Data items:
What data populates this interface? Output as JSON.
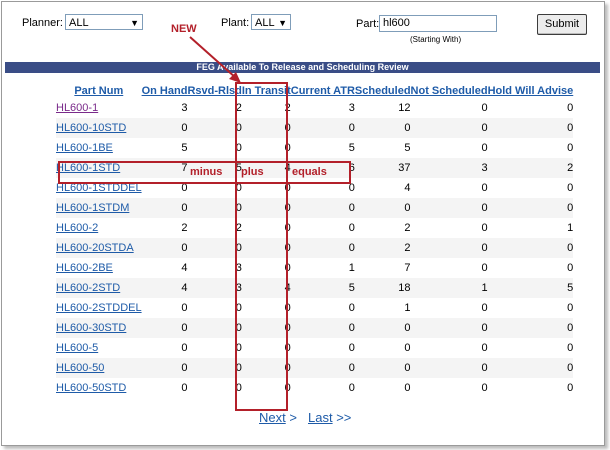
{
  "filters": {
    "planner_label": "Planner:",
    "planner_value": "ALL",
    "plant_label": "Plant:",
    "plant_value": "ALL",
    "part_label": "Part:",
    "part_value": "hl600",
    "part_hint": "(Starting With)",
    "submit_label": "Submit"
  },
  "banner": "FEG Available To Release and Scheduling Review",
  "columns": [
    "Part Num",
    "On Hand",
    "Rsvd-Rlsd",
    "In Transit",
    "Current ATR",
    "Scheduled",
    "Not Scheduled",
    "Hold Will Advise"
  ],
  "rows": [
    [
      "HL600-1",
      "3",
      "2",
      "2",
      "3",
      "12",
      "0",
      "0"
    ],
    [
      "HL600-10STD",
      "0",
      "0",
      "0",
      "0",
      "0",
      "0",
      "0"
    ],
    [
      "HL600-1BE",
      "5",
      "0",
      "0",
      "5",
      "5",
      "0",
      "0"
    ],
    [
      "HL600-1STD",
      "7",
      "5",
      "4",
      "6",
      "37",
      "3",
      "2"
    ],
    [
      "HL600-1STDDEL",
      "0",
      "0",
      "0",
      "0",
      "4",
      "0",
      "0"
    ],
    [
      "HL600-1STDM",
      "0",
      "0",
      "0",
      "0",
      "0",
      "0",
      "0"
    ],
    [
      "HL600-2",
      "2",
      "2",
      "0",
      "0",
      "2",
      "0",
      "1"
    ],
    [
      "HL600-20STDA",
      "0",
      "0",
      "0",
      "0",
      "2",
      "0",
      "0"
    ],
    [
      "HL600-2BE",
      "4",
      "3",
      "0",
      "1",
      "7",
      "0",
      "0"
    ],
    [
      "HL600-2STD",
      "4",
      "3",
      "4",
      "5",
      "18",
      "1",
      "5"
    ],
    [
      "HL600-2STDDEL",
      "0",
      "0",
      "0",
      "0",
      "1",
      "0",
      "0"
    ],
    [
      "HL600-30STD",
      "0",
      "0",
      "0",
      "0",
      "0",
      "0",
      "0"
    ],
    [
      "HL600-5",
      "0",
      "0",
      "0",
      "0",
      "0",
      "0",
      "0"
    ],
    [
      "HL600-50",
      "0",
      "0",
      "0",
      "0",
      "0",
      "0",
      "0"
    ],
    [
      "HL600-50STD",
      "0",
      "0",
      "0",
      "0",
      "0",
      "0",
      "0"
    ]
  ],
  "annotations": {
    "new": "NEW",
    "minus": "minus",
    "plus": "plus",
    "equals": "equals",
    "color": "#b3202a"
  },
  "pager": {
    "next": "Next",
    "next_arrow": ">",
    "last": "Last",
    "last_arrow": ">>"
  },
  "colors": {
    "banner": "#3a4d86",
    "link": "#1e5ba8",
    "visited": "#7a2a8a"
  }
}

**EXERCISE DIRECTIONS:** Your task is to copy the entries in full and exactly, without any images.

**FINAL RESULT:**
What data populates this interface? Output as JSON.
{
  "filters": {
    "planner_label": "Planner:",
    "planner_value": "ALL",
    "plant_label": "Plant:",
    "plant_value": "ALL",
    "part_label": "Part:",
    "part_value": "hl600",
    "part_hint": "(Starting With)",
    "submit_label": "Submit"
  },
  "banner": "FEG Available To Release and Scheduling Review",
  "columns": [
    "Part Num",
    "On Hand",
    "Rsvd-Rlsd",
    "In Transit",
    "Current ATR",
    "Scheduled",
    "Not Scheduled",
    "Hold Will Advise"
  ],
  "rows": [
    [
      "HL600-1",
      "3",
      "2",
      "2",
      "3",
      "12",
      "0",
      "0"
    ],
    [
      "HL600-10STD",
      "0",
      "0",
      "0",
      "0",
      "0",
      "0",
      "0"
    ],
    [
      "HL600-1BE",
      "5",
      "0",
      "0",
      "5",
      "5",
      "0",
      "0"
    ],
    [
      "HL600-1STD",
      "7",
      "5",
      "4",
      "6",
      "37",
      "3",
      "2"
    ],
    [
      "HL600-1STDDEL",
      "0",
      "0",
      "0",
      "0",
      "4",
      "0",
      "0"
    ],
    [
      "HL600-1STDM",
      "0",
      "0",
      "0",
      "0",
      "0",
      "0",
      "0"
    ],
    [
      "HL600-2",
      "2",
      "2",
      "0",
      "0",
      "2",
      "0",
      "1"
    ],
    [
      "HL600-20STDA",
      "0",
      "0",
      "0",
      "0",
      "2",
      "0",
      "0"
    ],
    [
      "HL600-2BE",
      "4",
      "3",
      "0",
      "1",
      "7",
      "0",
      "0"
    ],
    [
      "HL600-2STD",
      "4",
      "3",
      "4",
      "5",
      "18",
      "1",
      "5"
    ],
    [
      "HL600-2STDDEL",
      "0",
      "0",
      "0",
      "0",
      "1",
      "0",
      "0"
    ],
    [
      "HL600-30STD",
      "0",
      "0",
      "0",
      "0",
      "0",
      "0",
      "0"
    ],
    [
      "HL600-5",
      "0",
      "0",
      "0",
      "0",
      "0",
      "0",
      "0"
    ],
    [
      "HL600-50",
      "0",
      "0",
      "0",
      "0",
      "0",
      "0",
      "0"
    ],
    [
      "HL600-50STD",
      "0",
      "0",
      "0",
      "0",
      "0",
      "0",
      "0"
    ]
  ],
  "annotations": {
    "new": "NEW",
    "minus": "minus",
    "plus": "plus",
    "equals": "equals",
    "color": "#b3202a"
  },
  "pager": {
    "next": "Next",
    "next_arrow": ">",
    "last": "Last",
    "last_arrow": ">>"
  },
  "colors": {
    "banner": "#3a4d86",
    "link": "#1e5ba8",
    "visited": "#7a2a8a"
  }
}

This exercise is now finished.